#### SHORT TASK
The entries below should be given again exactly, minus their pictures.

#### DATA FOR THIS EXERCISE

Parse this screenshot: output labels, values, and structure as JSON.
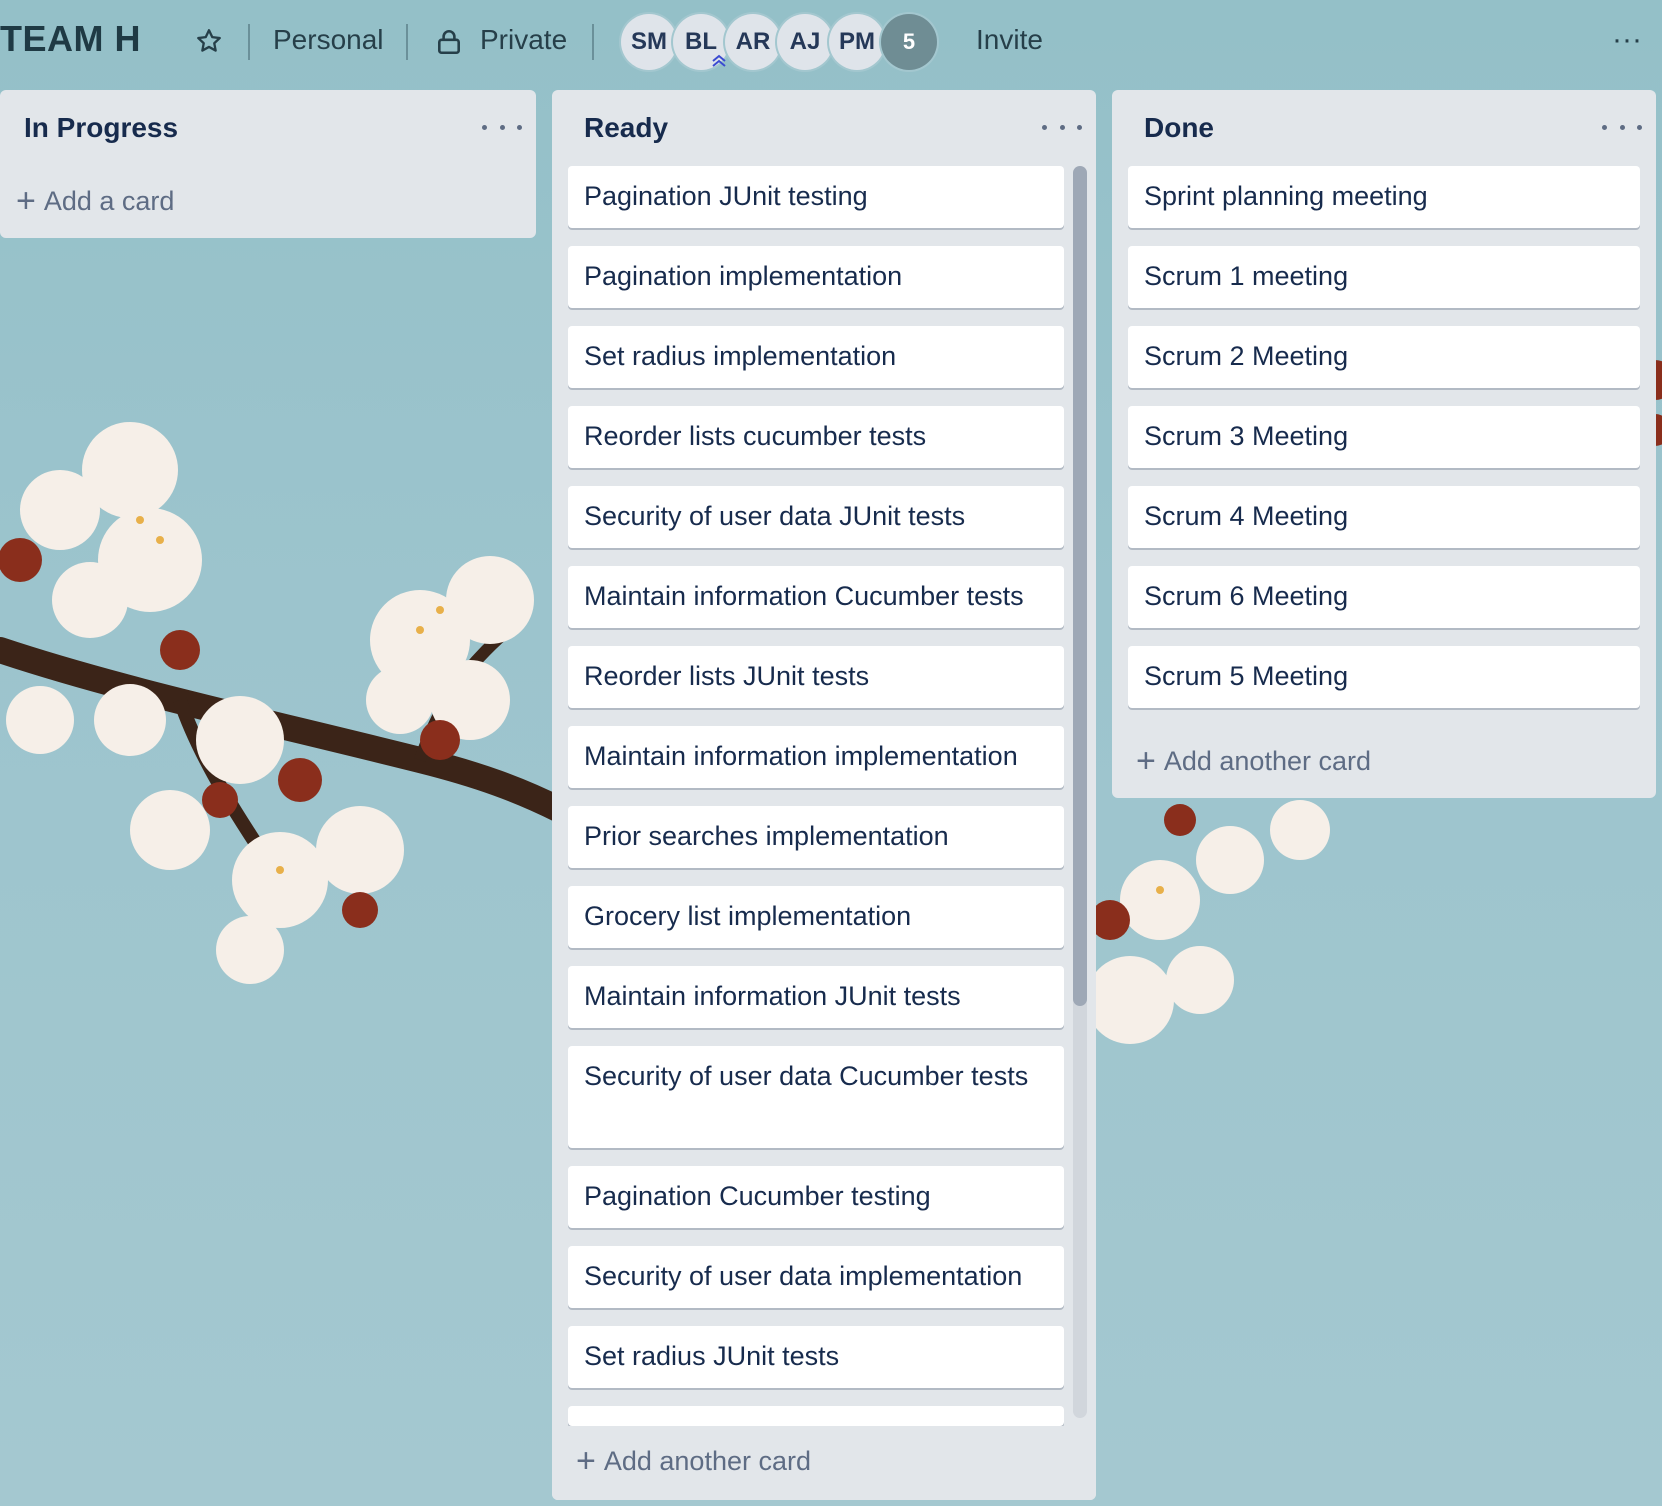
{
  "board": {
    "title": "TEAM H",
    "star_icon": "star-icon",
    "workspace": "Personal",
    "visibility": "Private",
    "visibility_icon": "lock-icon",
    "members": [
      "SM",
      "BL",
      "AR",
      "AJ",
      "PM"
    ],
    "more_members": "5",
    "invite_label": "Invite",
    "menu_label": "···"
  },
  "lists": {
    "in_progress": {
      "title": "In Progress",
      "add_label": "Add a card"
    },
    "ready": {
      "title": "Ready",
      "cards": [
        "Pagination JUnit testing",
        "Pagination implementation",
        "Set radius implementation",
        "Reorder lists cucumber tests",
        "Security of user data JUnit tests",
        "Maintain information Cucumber tests",
        "Reorder lists JUnit tests",
        "Maintain information implementation",
        "Prior searches implementation",
        "Grocery list implementation",
        "Maintain information JUnit tests",
        "Security of user data Cucumber tests",
        "Pagination Cucumber testing",
        "Security of user data implementation",
        "Set radius JUnit tests"
      ],
      "add_label": "Add another card"
    },
    "done": {
      "title": "Done",
      "cards": [
        "Sprint planning meeting",
        "Scrum 1 meeting",
        "Scrum 2 Meeting",
        "Scrum 3 Meeting",
        "Scrum 4 Meeting",
        "Scrum 6 Meeting",
        "Scrum 5 Meeting"
      ],
      "add_label": "Add another card"
    }
  },
  "colors": {
    "background": "#9cc4cd",
    "list_bg": "#e2e6ea",
    "card_bg": "#ffffff",
    "text": "#172b4d"
  }
}
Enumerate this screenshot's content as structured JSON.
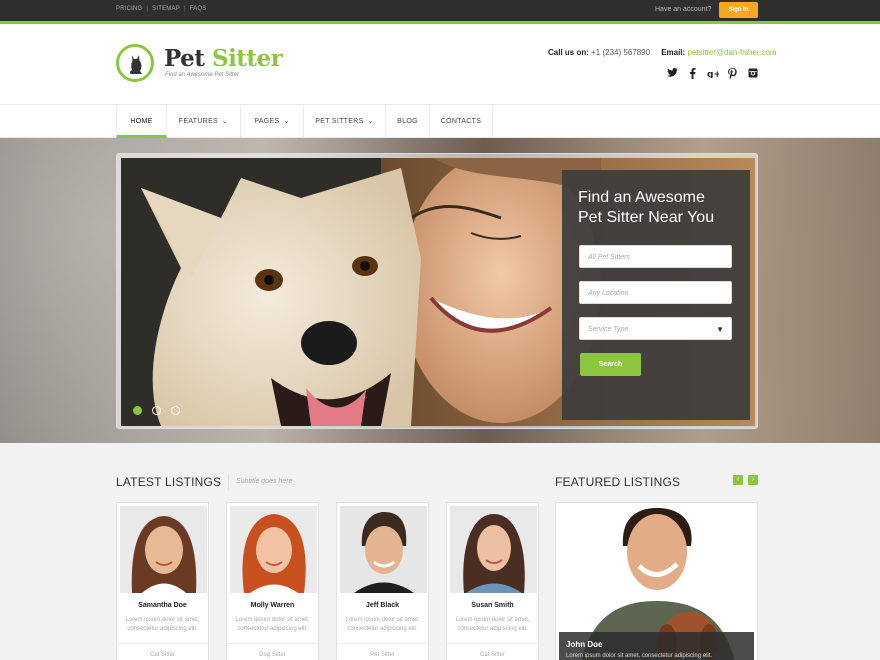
{
  "topbar": {
    "links": [
      "PRICING",
      "SITEMAP",
      "FAQS"
    ],
    "account_text": "Have an account?",
    "signin_label": "Sign In"
  },
  "header": {
    "brand_part1": "Pet ",
    "brand_part2": "Sitter",
    "tagline": "Find an Awesome Pet Sitter",
    "call_label": "Call us on:",
    "phone": "+1 (234) 567890",
    "email_label": "Email:",
    "email": "petsitter@dan-fisher.com",
    "social": [
      "twitter-icon",
      "facebook-icon",
      "google-plus-icon",
      "pinterest-icon",
      "instagram-icon"
    ]
  },
  "nav": {
    "items": [
      {
        "label": "HOME"
      },
      {
        "label": "FEATURES"
      },
      {
        "label": "PAGES"
      },
      {
        "label": "PET SITTERS"
      },
      {
        "label": "BLOG"
      },
      {
        "label": "CONTACTS"
      }
    ]
  },
  "hero": {
    "title_line1": "Find an Awesome",
    "title_line2": "Pet Sitter Near You",
    "field1_placeholder": "All Pet Sitters",
    "field2_placeholder": "Any Location",
    "field3_placeholder": "Service Type",
    "search_label": "Search",
    "slides": 3,
    "active_slide": 1
  },
  "latest": {
    "title": "LATEST LISTINGS",
    "subtitle": "Subtitle goes here",
    "cards": [
      {
        "name": "Samantha Doe",
        "desc": "Lorem ipsum dolor sit amet, consectetur adipiscing elit.",
        "category": "Cat Sitter"
      },
      {
        "name": "Molly Warren",
        "desc": "Lorem ipsum dolor sit amet, consectetur adipiscing elit.",
        "category": "Dog Sitter"
      },
      {
        "name": "Jeff Black",
        "desc": "Lorem ipsum dolor sit amet, consectetur adipiscing elit.",
        "category": "Pet Sitter"
      },
      {
        "name": "Susan Smith",
        "desc": "Lorem ipsum dolor sit amet, consectetur adipiscing elit.",
        "category": "Cat Sitter"
      }
    ]
  },
  "featured": {
    "title": "FEATURED LISTINGS",
    "name": "John Doe",
    "desc": "Lorem ipsum dolor sit amet, consectetur adipiscing elit."
  },
  "colors": {
    "accent": "#8cc63e",
    "signin": "#f7a81b",
    "dark": "#2f2f2f"
  }
}
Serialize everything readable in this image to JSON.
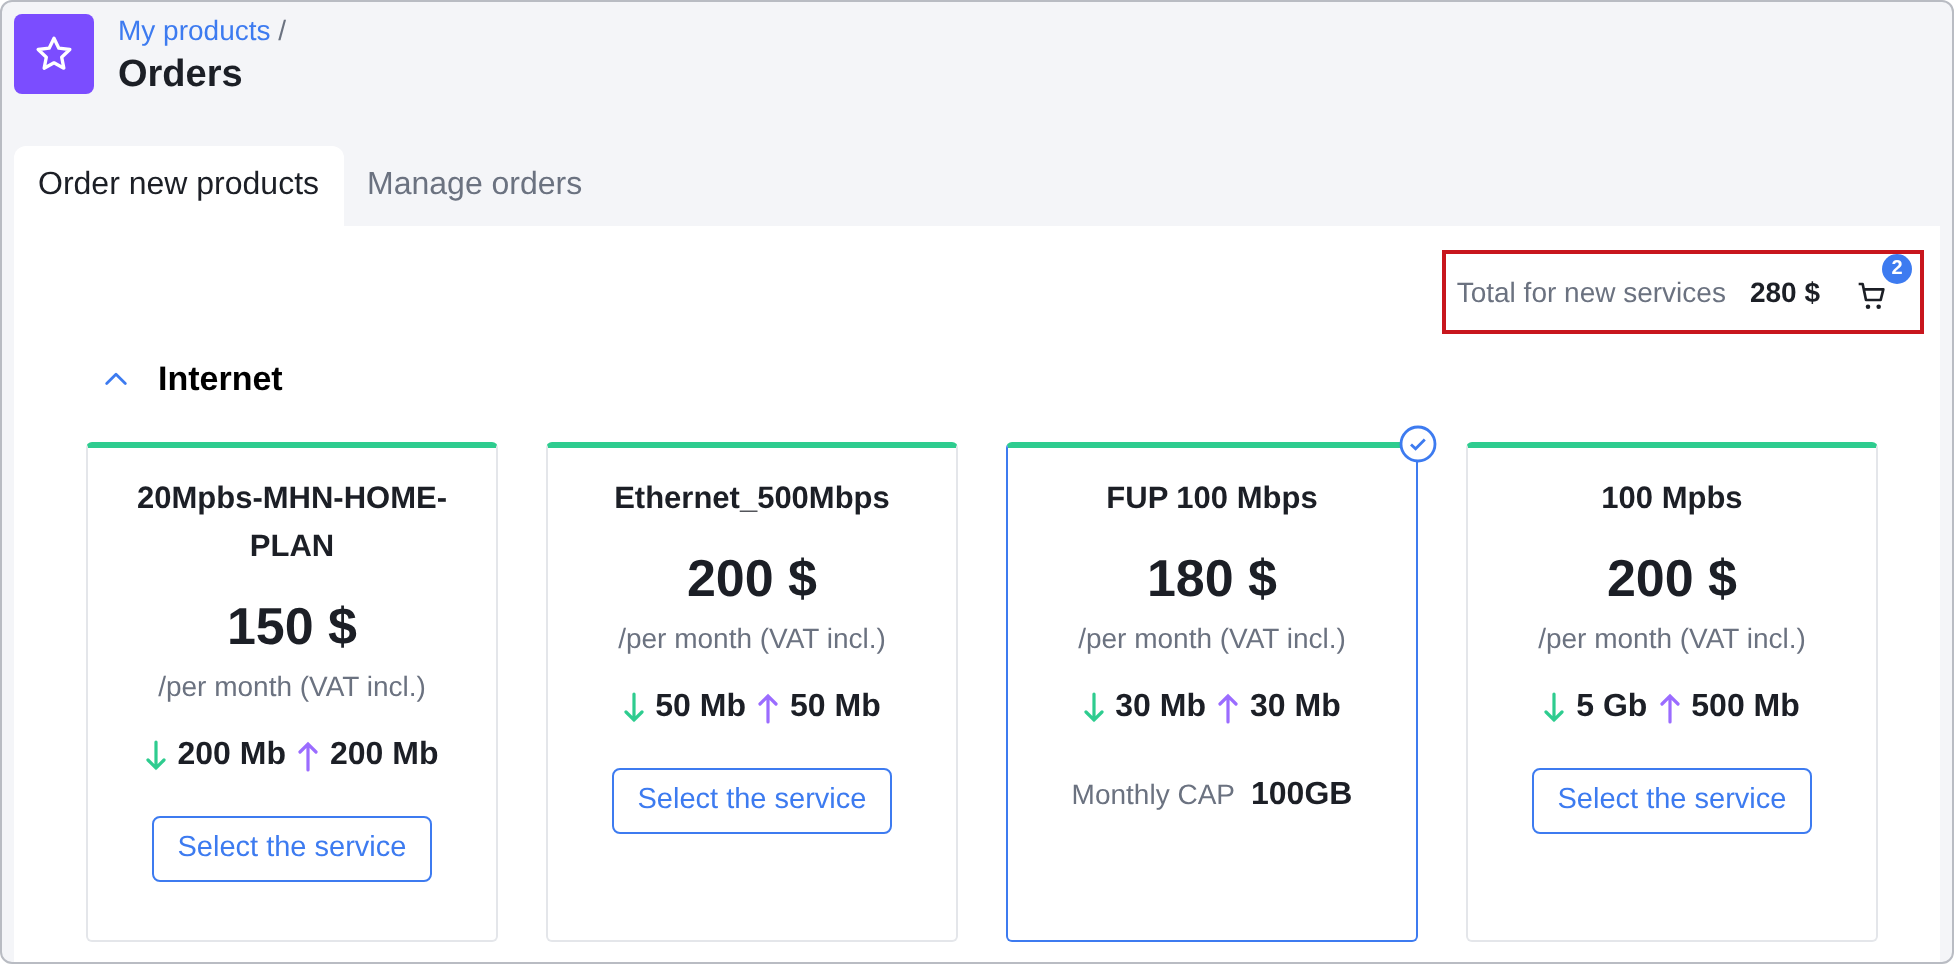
{
  "breadcrumb": {
    "link": "My products",
    "separator": "/"
  },
  "page_title": "Orders",
  "tabs": [
    {
      "label": "Order new products",
      "selected": true
    },
    {
      "label": "Manage orders",
      "selected": false
    }
  ],
  "summary": {
    "label": "Total for new services",
    "total": "280 $",
    "cart_count": "2"
  },
  "section": {
    "title": "Internet",
    "expanded": true
  },
  "plans": [
    {
      "name": "20Mpbs-MHN-HOME-PLAN",
      "price": "150 $",
      "period": "/per month (VAT incl.)",
      "download": "200 Mb",
      "upload": "200 Mb",
      "selected": false,
      "action": "Select the service"
    },
    {
      "name": "Ethernet_500Mbps",
      "price": "200 $",
      "period": "/per month (VAT incl.)",
      "download": "50 Mb",
      "upload": "50 Mb",
      "selected": false,
      "action": "Select the service"
    },
    {
      "name": "FUP 100 Mbps",
      "price": "180 $",
      "period": "/per month (VAT incl.)",
      "download": "30 Mb",
      "upload": "30 Mb",
      "selected": true,
      "cap_label": "Monthly CAP",
      "cap_value": "100GB"
    },
    {
      "name": "100 Mpbs",
      "price": "200 $",
      "period": "/per month (VAT incl.)",
      "download": "5 Gb",
      "upload": "500 Mb",
      "selected": false,
      "action": "Select the service"
    }
  ]
}
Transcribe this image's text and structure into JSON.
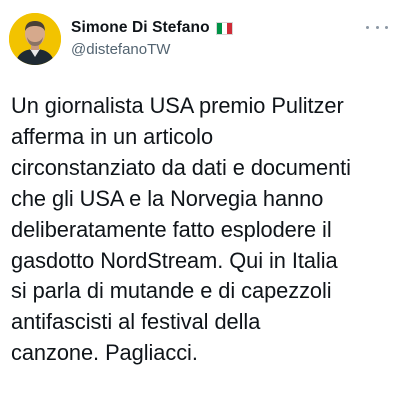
{
  "author": {
    "display_name": "Simone Di Stefano",
    "handle": "@distefanoTW",
    "flag_icon": "italian-flag-icon",
    "flag_colors": [
      "#009246",
      "#ffffff",
      "#ce2b37"
    ],
    "avatar_ring_color": "#f2c300"
  },
  "menu": {
    "icon": "more-options-icon"
  },
  "tweet": {
    "text": "Un giornalista USA premio Pulitzer\nafferma in un articolo\ncirconstanziato da dati e documenti\nche gli USA e la Norvegia hanno\ndeliberatamente fatto esplodere il\ngasdotto NordStream. Qui in Italia\nsi parla di mutande e di capezzoli\nantifascisti al festival della\ncanzone. Pagliacci."
  }
}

#### SOLVED EXERCISE
Parse this screenshot: output labels, values, and structure as JSON.
{
  "board": {
    "title": "TEAM H",
    "star_icon": "star-icon",
    "workspace": "Personal",
    "visibility": "Private",
    "visibility_icon": "lock-icon",
    "members": [
      "SM",
      "BL",
      "AR",
      "AJ",
      "PM"
    ],
    "more_members": "5",
    "invite_label": "Invite",
    "menu_label": "···"
  },
  "lists": {
    "in_progress": {
      "title": "In Progress",
      "add_label": "Add a card"
    },
    "ready": {
      "title": "Ready",
      "cards": [
        "Pagination JUnit testing",
        "Pagination implementation",
        "Set radius implementation",
        "Reorder lists cucumber tests",
        "Security of user data JUnit tests",
        "Maintain information Cucumber tests",
        "Reorder lists JUnit tests",
        "Maintain information implementation",
        "Prior searches implementation",
        "Grocery list implementation",
        "Maintain information JUnit tests",
        "Security of user data Cucumber tests",
        "Pagination Cucumber testing",
        "Security of user data implementation",
        "Set radius JUnit tests"
      ],
      "add_label": "Add another card"
    },
    "done": {
      "title": "Done",
      "cards": [
        "Sprint planning meeting",
        "Scrum 1 meeting",
        "Scrum 2 Meeting",
        "Scrum 3 Meeting",
        "Scrum 4 Meeting",
        "Scrum 6 Meeting",
        "Scrum 5 Meeting"
      ],
      "add_label": "Add another card"
    }
  },
  "colors": {
    "background": "#9cc4cd",
    "list_bg": "#e2e6ea",
    "card_bg": "#ffffff",
    "text": "#172b4d"
  }
}
Enumerate this screenshot's content as structured JSON.
{
  "topbar": {
    "links": [
      "PRICING",
      "SITEMAP",
      "FAQS"
    ],
    "account_text": "Have an account?",
    "signin_label": "Sign In"
  },
  "header": {
    "brand_part1": "Pet ",
    "brand_part2": "Sitter",
    "tagline": "Find an Awesome Pet Sitter",
    "call_label": "Call us on:",
    "phone": "+1 (234) 567890",
    "email_label": "Email:",
    "email": "petsitter@dan-fisher.com",
    "social": [
      "twitter-icon",
      "facebook-icon",
      "google-plus-icon",
      "pinterest-icon",
      "instagram-icon"
    ]
  },
  "nav": {
    "items": [
      {
        "label": "HOME"
      },
      {
        "label": "FEATURES"
      },
      {
        "label": "PAGES"
      },
      {
        "label": "PET SITTERS"
      },
      {
        "label": "BLOG"
      },
      {
        "label": "CONTACTS"
      }
    ]
  },
  "hero": {
    "title_line1": "Find an Awesome",
    "title_line2": "Pet Sitter Near You",
    "field1_placeholder": "All Pet Sitters",
    "field2_placeholder": "Any Location",
    "field3_placeholder": "Service Type",
    "search_label": "Search",
    "slides": 3,
    "active_slide": 1
  },
  "latest": {
    "title": "LATEST LISTINGS",
    "subtitle": "Subtitle goes here",
    "cards": [
      {
        "name": "Samantha Doe",
        "desc": "Lorem ipsum dolor sit amet, consectetur adipiscing elit.",
        "category": "Cat Sitter"
      },
      {
        "name": "Molly Warren",
        "desc": "Lorem ipsum dolor sit amet, consectetur adipiscing elit.",
        "category": "Dog Sitter"
      },
      {
        "name": "Jeff Black",
        "desc": "Lorem ipsum dolor sit amet, consectetur adipiscing elit.",
        "category": "Pet Sitter"
      },
      {
        "name": "Susan Smith",
        "desc": "Lorem ipsum dolor sit amet, consectetur adipiscing elit.",
        "category": "Cat Sitter"
      }
    ]
  },
  "featured": {
    "title": "FEATURED LISTINGS",
    "name": "John Doe",
    "desc": "Lorem ipsum dolor sit amet, consectetur adipiscing elit."
  },
  "colors": {
    "accent": "#8cc63e",
    "signin": "#f7a81b",
    "dark": "#2f2f2f"
  }
}
Serialize everything readable in this image to JSON.
{
  "breadcrumb": {
    "link": "My products",
    "separator": "/"
  },
  "page_title": "Orders",
  "tabs": [
    {
      "label": "Order new products",
      "selected": true
    },
    {
      "label": "Manage orders",
      "selected": false
    }
  ],
  "summary": {
    "label": "Total for new services",
    "total": "280 $",
    "cart_count": "2"
  },
  "section": {
    "title": "Internet",
    "expanded": true
  },
  "plans": [
    {
      "name": "20Mpbs-MHN-HOME-PLAN",
      "price": "150 $",
      "period": "/per month (VAT incl.)",
      "download": "200 Mb",
      "upload": "200 Mb",
      "selected": false,
      "action": "Select the service"
    },
    {
      "name": "Ethernet_500Mbps",
      "price": "200 $",
      "period": "/per month (VAT incl.)",
      "download": "50 Mb",
      "upload": "50 Mb",
      "selected": false,
      "action": "Select the service"
    },
    {
      "name": "FUP 100 Mbps",
      "price": "180 $",
      "period": "/per month (VAT incl.)",
      "download": "30 Mb",
      "upload": "30 Mb",
      "selected": true,
      "cap_label": "Monthly CAP",
      "cap_value": "100GB"
    },
    {
      "name": "100 Mpbs",
      "price": "200 $",
      "period": "/per month (VAT incl.)",
      "download": "5 Gb",
      "upload": "500 Mb",
      "selected": false,
      "action": "Select the service"
    }
  ]
}
Transcribe this image's text and structure into JSON.
{
  "author": {
    "display_name": "Simone Di Stefano",
    "handle": "@distefanoTW",
    "flag_icon": "italian-flag-icon",
    "flag_colors": [
      "#009246",
      "#ffffff",
      "#ce2b37"
    ],
    "avatar_ring_color": "#f2c300"
  },
  "menu": {
    "icon": "more-options-icon"
  },
  "tweet": {
    "text": "Un giornalista USA premio Pulitzer\nafferma in un articolo\ncirconstanziato da dati e documenti\nche gli USA e la Norvegia hanno\ndeliberatamente fatto esplodere il\ngasdotto NordStream. Qui in Italia\nsi parla di mutande e di capezzoli\nantifascisti al festival della\ncanzone. Pagliacci."
  }
}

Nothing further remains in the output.